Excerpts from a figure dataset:
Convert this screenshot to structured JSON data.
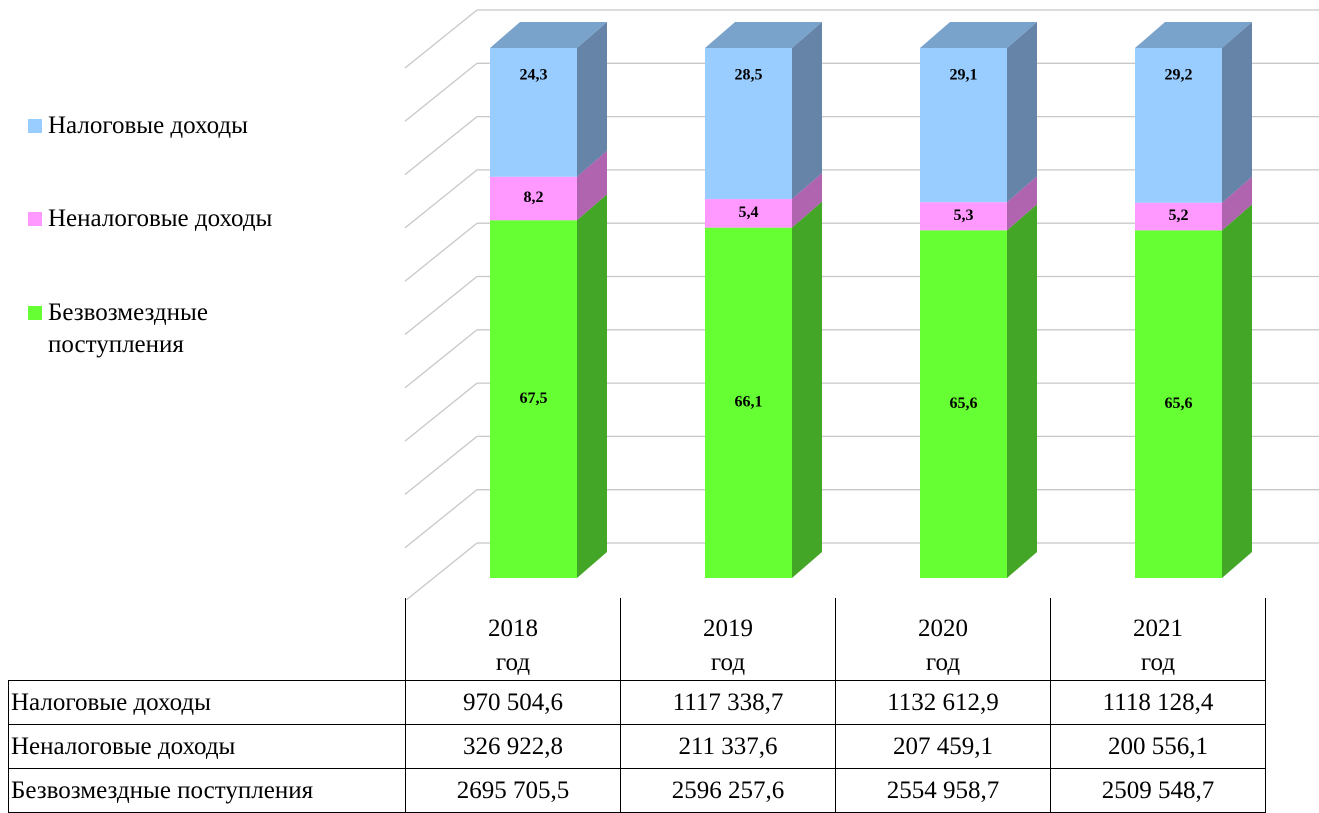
{
  "chart_data": {
    "type": "bar3d_stacked",
    "categories": [
      "2018 год",
      "2019 год",
      "2020 год",
      "2021 год"
    ],
    "ylim": [
      0,
      100
    ],
    "yticks": [
      0,
      10,
      20,
      30,
      40,
      50,
      60,
      70,
      80,
      90,
      100
    ],
    "grid": true,
    "series": [
      {
        "name": "Безвозмездные поступления",
        "color": "#66ff33",
        "side_color": "#44a626",
        "top_color": "#55cc2a",
        "values": [
          67.5,
          66.1,
          65.6,
          65.6
        ],
        "value_labels": [
          "67,5",
          "66,1",
          "65,6",
          "65,6"
        ],
        "amounts": [
          2695705.5,
          2596257.6,
          2554958.7,
          2509548.7
        ],
        "amount_labels": [
          "2695 705,5",
          "2596 257,6",
          "2554 958,7",
          "2509 548,7"
        ]
      },
      {
        "name": "Неналоговые доходы",
        "color": "#ff99ff",
        "side_color": "#b064b0",
        "top_color": "#d980d9",
        "values": [
          8.2,
          5.4,
          5.3,
          5.2
        ],
        "value_labels": [
          "8,2",
          "5,4",
          "5,3",
          "5,2"
        ],
        "amounts": [
          326922.8,
          211337.6,
          207459.1,
          200556.1
        ],
        "amount_labels": [
          "326 922,8",
          "211 337,6",
          "207 459,1",
          "200 556,1"
        ]
      },
      {
        "name": "Налоговые доходы",
        "color": "#99ccff",
        "side_color": "#6684a8",
        "top_color": "#7aa3cc",
        "values": [
          24.3,
          28.5,
          29.1,
          29.2
        ],
        "value_labels": [
          "24,3",
          "28,5",
          "29,1",
          "29,2"
        ],
        "amounts": [
          970504.6,
          1117338.7,
          1132612.9,
          1118128.4
        ],
        "amount_labels": [
          "970 504,6",
          "1117 338,7",
          "1132 612,9",
          "1118 128,4"
        ]
      }
    ]
  }
}
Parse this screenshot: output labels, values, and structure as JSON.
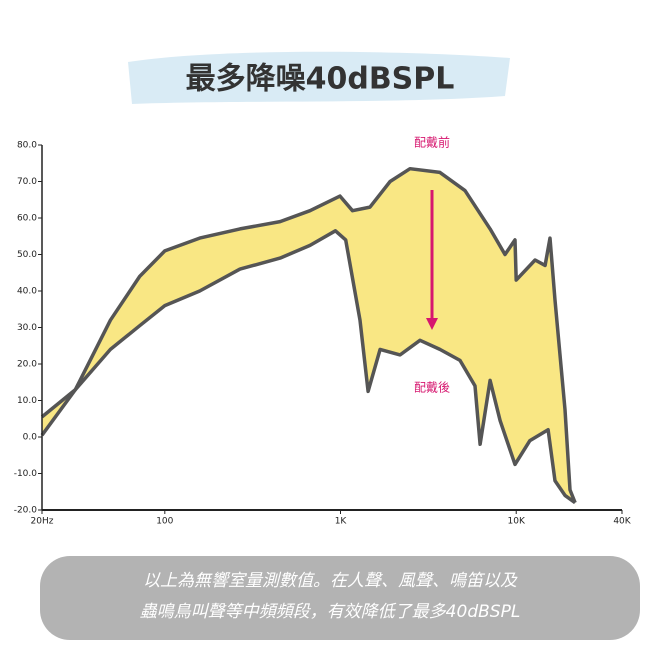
{
  "chart_data": {
    "type": "band",
    "title": "最多降噪40dBSPL",
    "series": [
      {
        "name": "配戴前",
        "color": "#555555",
        "x": [
          20,
          31,
          49,
          72,
          100,
          158,
          268,
          453,
          670,
          993,
          1170,
          1472,
          1914,
          2486,
          3680,
          5114,
          7100,
          8630,
          9840,
          10000,
          12800,
          14600,
          15570,
          16630,
          18960,
          20230,
          21630
        ],
        "values": [
          5.5,
          13,
          32,
          44,
          51,
          54.5,
          57,
          59,
          62,
          66,
          62,
          63,
          70,
          73.5,
          72.5,
          67.5,
          57,
          50,
          54,
          43,
          48.5,
          47,
          54.5,
          37.5,
          7.5,
          -14.5,
          -18
        ]
      },
      {
        "name": "配戴後",
        "color": "#555555",
        "x": [
          20,
          31,
          49,
          72,
          100,
          158,
          268,
          453,
          670,
          935,
          1070,
          1291,
          1435,
          1680,
          2183,
          2833,
          3680,
          4786,
          5826,
          6227,
          7100,
          8100,
          9840,
          11970,
          15180,
          16630,
          18960,
          21630
        ],
        "values": [
          0.5,
          13,
          24,
          30.5,
          36,
          40,
          46,
          49,
          52.5,
          56.5,
          54,
          32,
          12.5,
          24,
          22.5,
          26.5,
          24,
          21,
          14,
          -2,
          15.5,
          4.5,
          -7.5,
          -1,
          2,
          -12,
          -16,
          -18
        ]
      }
    ],
    "fill_color": "#f9e784",
    "arrow_color": "#d6176f",
    "log_x": true,
    "xlim": [
      20,
      40000
    ],
    "xticks": [
      {
        "value": 20,
        "label": "20Hz"
      },
      100,
      {
        "value": 1000,
        "label": "1K"
      },
      {
        "value": 10000,
        "label": "10K"
      },
      {
        "value": 40000,
        "label": "40K"
      }
    ],
    "ylim": [
      -20,
      80
    ],
    "yticks": [
      {
        "value": -20,
        "label": "-20.0"
      },
      {
        "value": -10,
        "label": "-10.0"
      },
      {
        "value": 0,
        "label": "0.0"
      },
      {
        "value": 10,
        "label": "10.0"
      },
      {
        "value": 20,
        "label": "20.0"
      },
      {
        "value": 30,
        "label": "30.0"
      },
      {
        "value": 40,
        "label": "40.0"
      },
      {
        "value": 50,
        "label": "50.0"
      },
      {
        "value": 60,
        "label": "60.0"
      },
      {
        "value": 70,
        "label": "70.0"
      },
      {
        "value": 80,
        "label": "80.0"
      }
    ],
    "caption": [
      "以上為無響室量測數值。在人聲、風聲、鳴笛以及",
      "蟲鳴鳥叫聲等中頻頻段，有效降低了最多40dBSPL"
    ]
  }
}
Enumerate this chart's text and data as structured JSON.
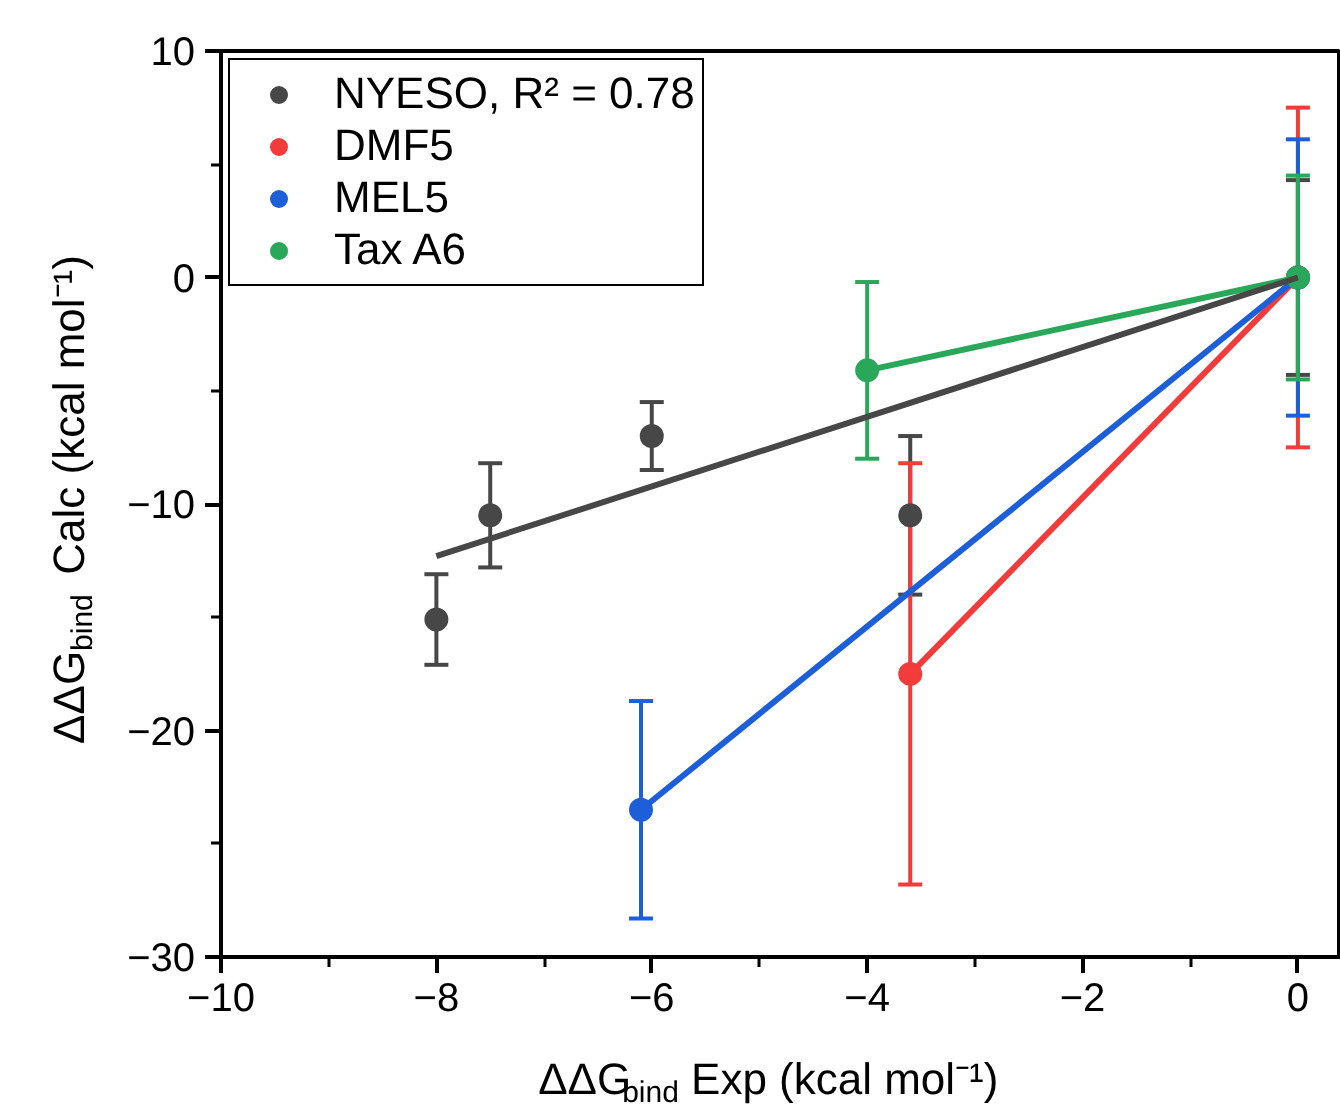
{
  "chart_data": {
    "type": "line",
    "xlabel": "ΔΔG$_{bind}$ Exp (kcal mol⁻¹)",
    "ylabel": "ΔΔG$_{bind}$ Calc (kcal mol⁻¹)",
    "xlim": [
      -10,
      0.4
    ],
    "ylim": [
      -30,
      10
    ],
    "xticks": [
      -10,
      -8,
      -6,
      -4,
      -2,
      0
    ],
    "yticks": [
      -30,
      -20,
      -10,
      0,
      10
    ],
    "grid": false,
    "legend": "top left",
    "marker": "circle",
    "line_style": "solid",
    "series": [
      {
        "name": "NYESO, R² = 0.78",
        "type": "scatter",
        "color": "#474747",
        "x": [
          -8,
          -7.5,
          -6,
          -3.6,
          0
        ],
        "values": [
          -15.1,
          -10.5,
          -7.0,
          -10.5,
          0
        ],
        "errors": [
          2,
          2.3,
          1.5,
          3.5,
          4.3
        ]
      },
      {
        "name": "DMF5",
        "color": "#f23b3b",
        "x": [
          -3.6,
          0
        ],
        "values": [
          -17.5,
          0
        ],
        "errors": [
          9.3,
          7.5
        ]
      },
      {
        "name": "MEL5",
        "color": "#1c5fd9",
        "x": [
          -6.1,
          0
        ],
        "values": [
          -23.5,
          0
        ],
        "errors": [
          4.8,
          6.1
        ]
      },
      {
        "name": "Tax A6",
        "color": "#2aa85a",
        "x": [
          -4,
          0
        ],
        "values": [
          -4.1,
          0
        ],
        "errors": [
          3.9,
          4.5
        ]
      },
      {
        "type": "line",
        "marker": "none",
        "color": "#474747",
        "x": [
          -8,
          0
        ],
        "values": [
          -12.3,
          0
        ]
      }
    ]
  }
}
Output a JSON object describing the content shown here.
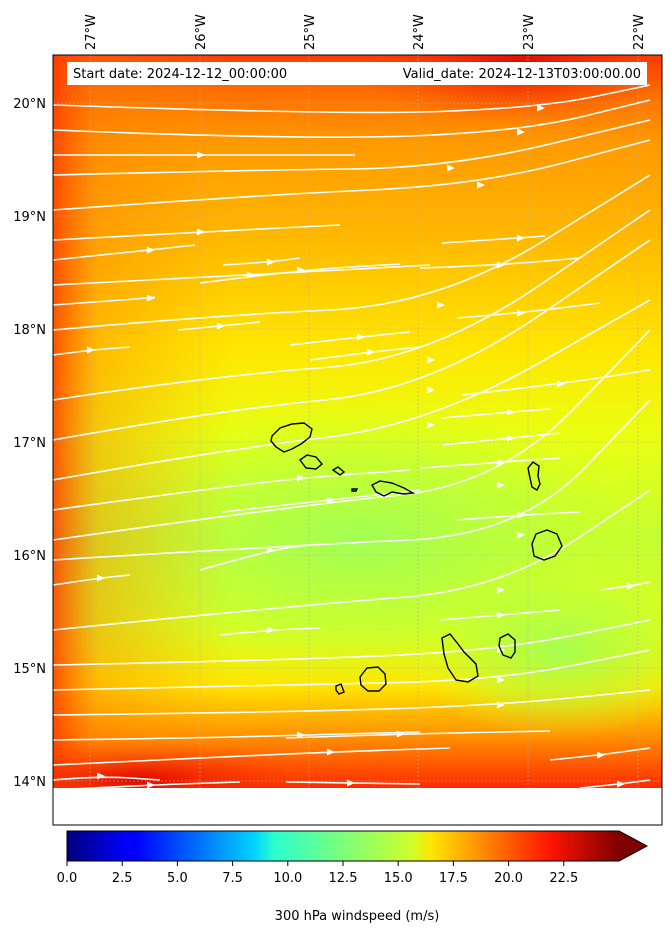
{
  "map": {
    "lon_ticks": [
      "27°W",
      "26°W",
      "25°W",
      "24°W",
      "23°W",
      "22°W"
    ],
    "lat_ticks": [
      "20°N",
      "19°N",
      "18°N",
      "17°N",
      "16°N",
      "15°N",
      "14°N"
    ],
    "start_date": "Start date: 2024-12-12_00:00:00",
    "valid_date": "Valid_date: 2024-12-13T03:00:00.00",
    "field": "300 hPa windspeed",
    "streamline_color": "#ffffff",
    "coastline_color": "#000000"
  },
  "colorbar": {
    "label": "300 hPa windspeed (m/s)",
    "ticks": [
      "0.0",
      "2.5",
      "5.0",
      "7.5",
      "10.0",
      "12.5",
      "15.0",
      "17.5",
      "20.0",
      "22.5"
    ],
    "min": 0,
    "max": 25,
    "extend": "max",
    "colormap": "jet",
    "over_color": "#7f0000"
  }
}
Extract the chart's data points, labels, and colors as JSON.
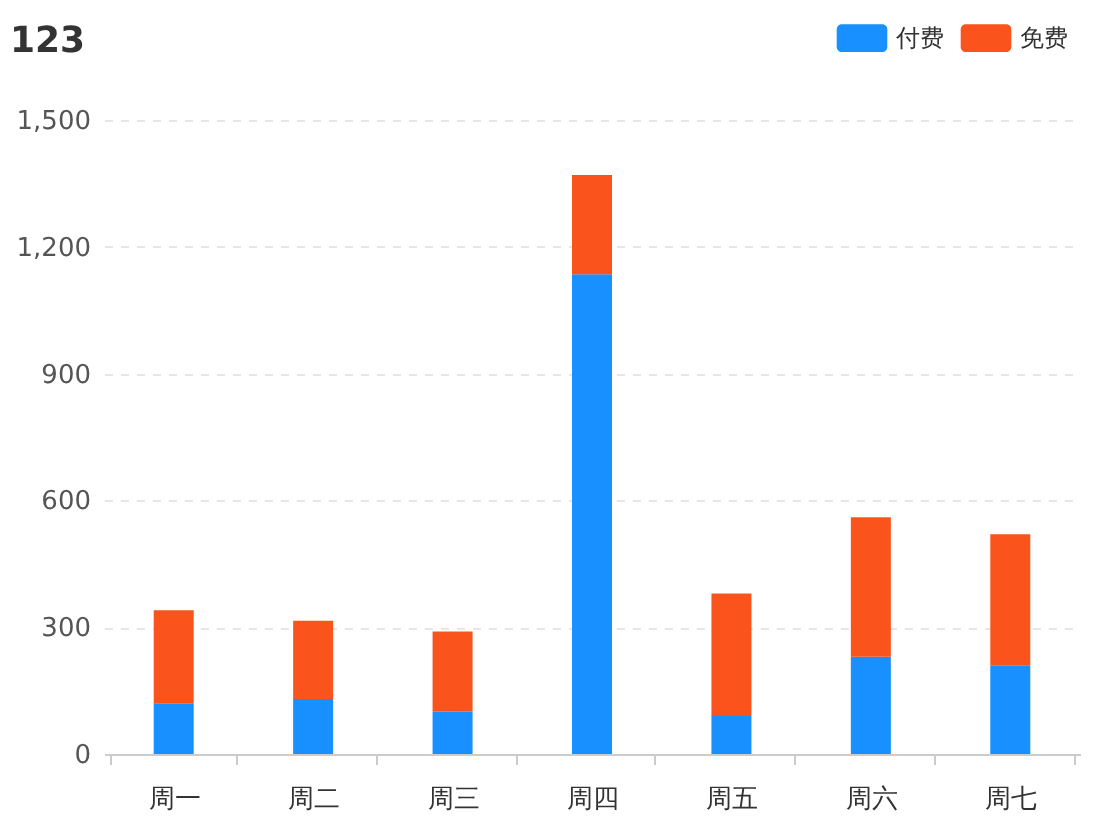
{
  "chart_data": {
    "type": "bar",
    "title": "123",
    "stacked": true,
    "categories": [
      "周一",
      "周二",
      "周三",
      "周四",
      "周五",
      "周六",
      "周七"
    ],
    "series": [
      {
        "name": "付费",
        "color": "#1890ff",
        "values": [
          120,
          130,
          100,
          1135,
          90,
          230,
          210
        ]
      },
      {
        "name": "免费",
        "color": "#fa541c",
        "values": [
          220,
          185,
          190,
          235,
          290,
          330,
          310
        ]
      }
    ],
    "ylim": [
      0,
      1500
    ],
    "yticks": [
      0,
      300,
      600,
      900,
      {
        "value": 1200,
        "label": "1,200"
      },
      {
        "value": 1500,
        "label": "1,500"
      }
    ],
    "grid": "y",
    "legend": "top right"
  }
}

» **CHALLENGE**: Pull out each line holding the string "bind".

» **RESULT**:
    "xlabel": "ΔΔG$_{bind}$ Exp (kcal mol⁻¹)",
    "ylabel": "ΔΔG$_{bind}$ Calc (kcal mol⁻¹)",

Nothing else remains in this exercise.